-- START Material to process --
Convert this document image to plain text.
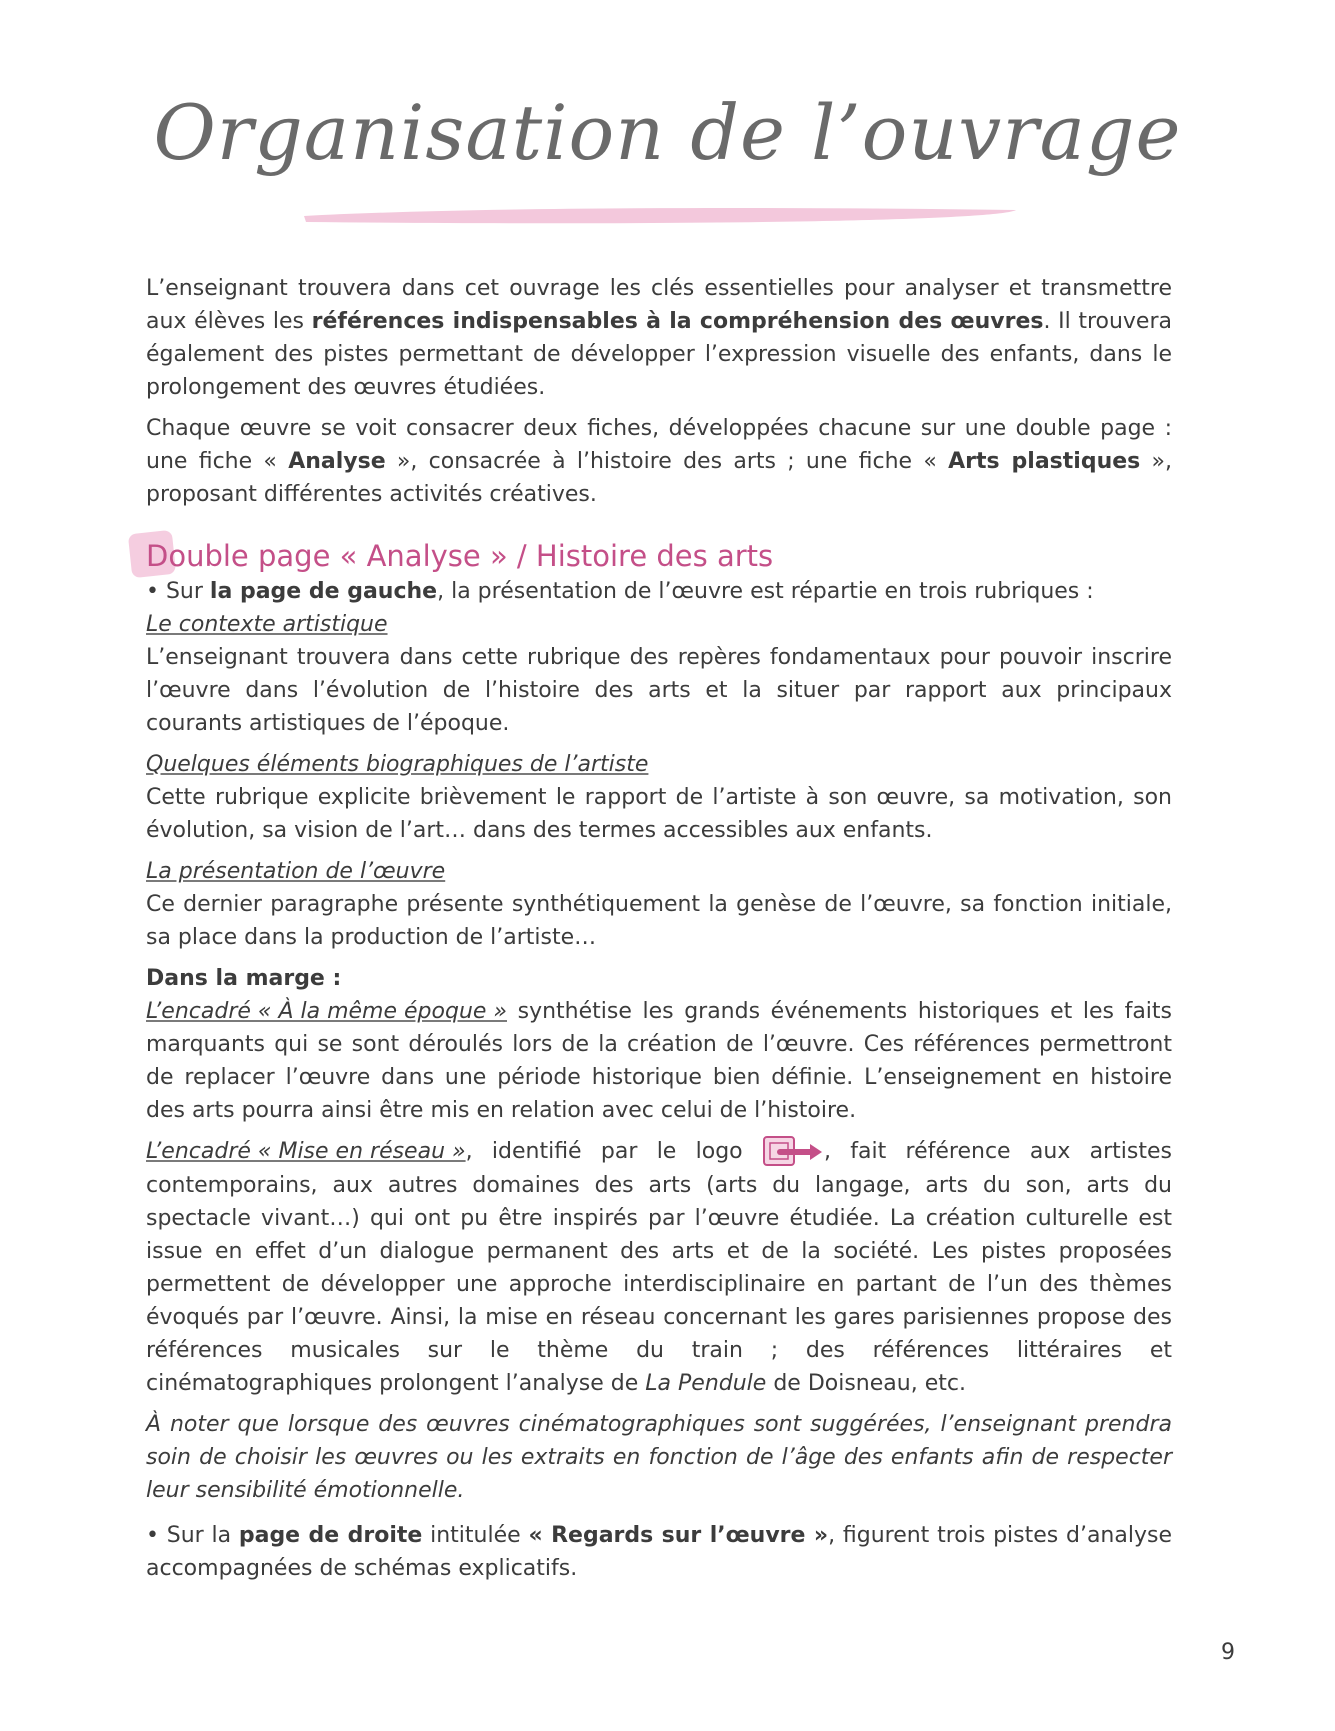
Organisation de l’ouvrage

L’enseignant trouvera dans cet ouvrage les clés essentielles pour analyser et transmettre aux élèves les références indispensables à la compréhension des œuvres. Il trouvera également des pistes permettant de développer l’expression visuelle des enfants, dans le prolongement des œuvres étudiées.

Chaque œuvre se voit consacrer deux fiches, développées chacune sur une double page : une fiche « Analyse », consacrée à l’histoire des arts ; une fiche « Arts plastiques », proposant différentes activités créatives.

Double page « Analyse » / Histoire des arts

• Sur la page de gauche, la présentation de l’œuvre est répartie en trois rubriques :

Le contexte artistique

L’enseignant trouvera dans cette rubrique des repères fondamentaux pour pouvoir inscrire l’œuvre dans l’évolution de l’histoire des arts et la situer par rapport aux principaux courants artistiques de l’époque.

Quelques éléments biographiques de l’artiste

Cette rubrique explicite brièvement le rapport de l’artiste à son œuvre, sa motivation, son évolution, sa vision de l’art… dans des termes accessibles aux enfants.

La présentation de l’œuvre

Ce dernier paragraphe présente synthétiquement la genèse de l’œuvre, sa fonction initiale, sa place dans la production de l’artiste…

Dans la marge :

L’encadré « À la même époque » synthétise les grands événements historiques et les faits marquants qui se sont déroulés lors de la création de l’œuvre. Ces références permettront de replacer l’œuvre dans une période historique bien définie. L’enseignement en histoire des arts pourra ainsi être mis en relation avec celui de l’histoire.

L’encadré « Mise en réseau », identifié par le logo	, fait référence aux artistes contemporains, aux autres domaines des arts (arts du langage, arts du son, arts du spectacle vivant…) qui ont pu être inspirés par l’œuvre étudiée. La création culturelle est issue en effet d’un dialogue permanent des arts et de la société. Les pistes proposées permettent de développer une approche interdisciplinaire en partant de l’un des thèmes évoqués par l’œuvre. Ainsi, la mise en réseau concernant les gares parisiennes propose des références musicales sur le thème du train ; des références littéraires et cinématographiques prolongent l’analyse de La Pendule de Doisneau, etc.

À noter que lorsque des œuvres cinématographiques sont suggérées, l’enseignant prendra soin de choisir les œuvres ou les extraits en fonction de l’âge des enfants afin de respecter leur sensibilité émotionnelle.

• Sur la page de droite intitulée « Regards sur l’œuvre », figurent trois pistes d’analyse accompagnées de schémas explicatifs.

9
-- END Material to process --
-- START Material to process --
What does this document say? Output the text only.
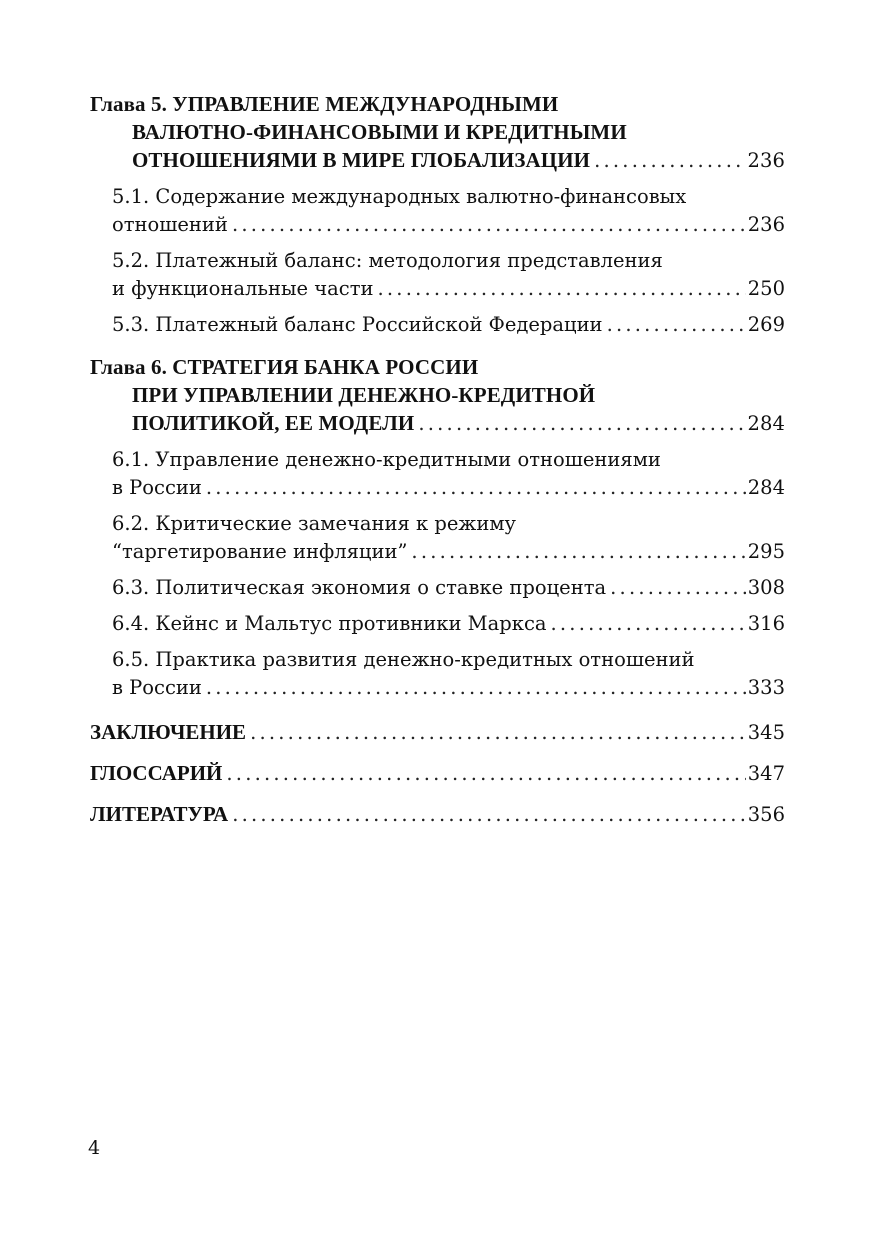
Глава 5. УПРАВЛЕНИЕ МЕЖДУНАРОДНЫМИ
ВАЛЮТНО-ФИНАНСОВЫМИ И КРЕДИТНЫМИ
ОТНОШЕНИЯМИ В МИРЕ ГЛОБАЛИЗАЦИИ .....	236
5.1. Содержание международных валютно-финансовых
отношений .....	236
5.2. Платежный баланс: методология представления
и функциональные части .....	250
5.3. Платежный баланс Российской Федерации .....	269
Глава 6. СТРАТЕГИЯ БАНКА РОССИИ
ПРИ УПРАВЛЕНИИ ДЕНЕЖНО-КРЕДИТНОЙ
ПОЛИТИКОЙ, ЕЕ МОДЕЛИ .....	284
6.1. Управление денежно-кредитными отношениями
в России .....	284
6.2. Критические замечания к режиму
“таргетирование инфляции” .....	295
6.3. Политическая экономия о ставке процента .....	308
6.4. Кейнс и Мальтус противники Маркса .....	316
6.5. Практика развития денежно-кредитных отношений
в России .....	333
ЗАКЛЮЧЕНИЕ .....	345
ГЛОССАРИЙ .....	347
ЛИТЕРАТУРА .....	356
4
-- END Material to process --
Exercise goal: The lines to collect are those holding the string "отношений"; copy them all.

Result of this exercise:
отношений .....	236
6.5. Практика развития денежно-кредитных отношений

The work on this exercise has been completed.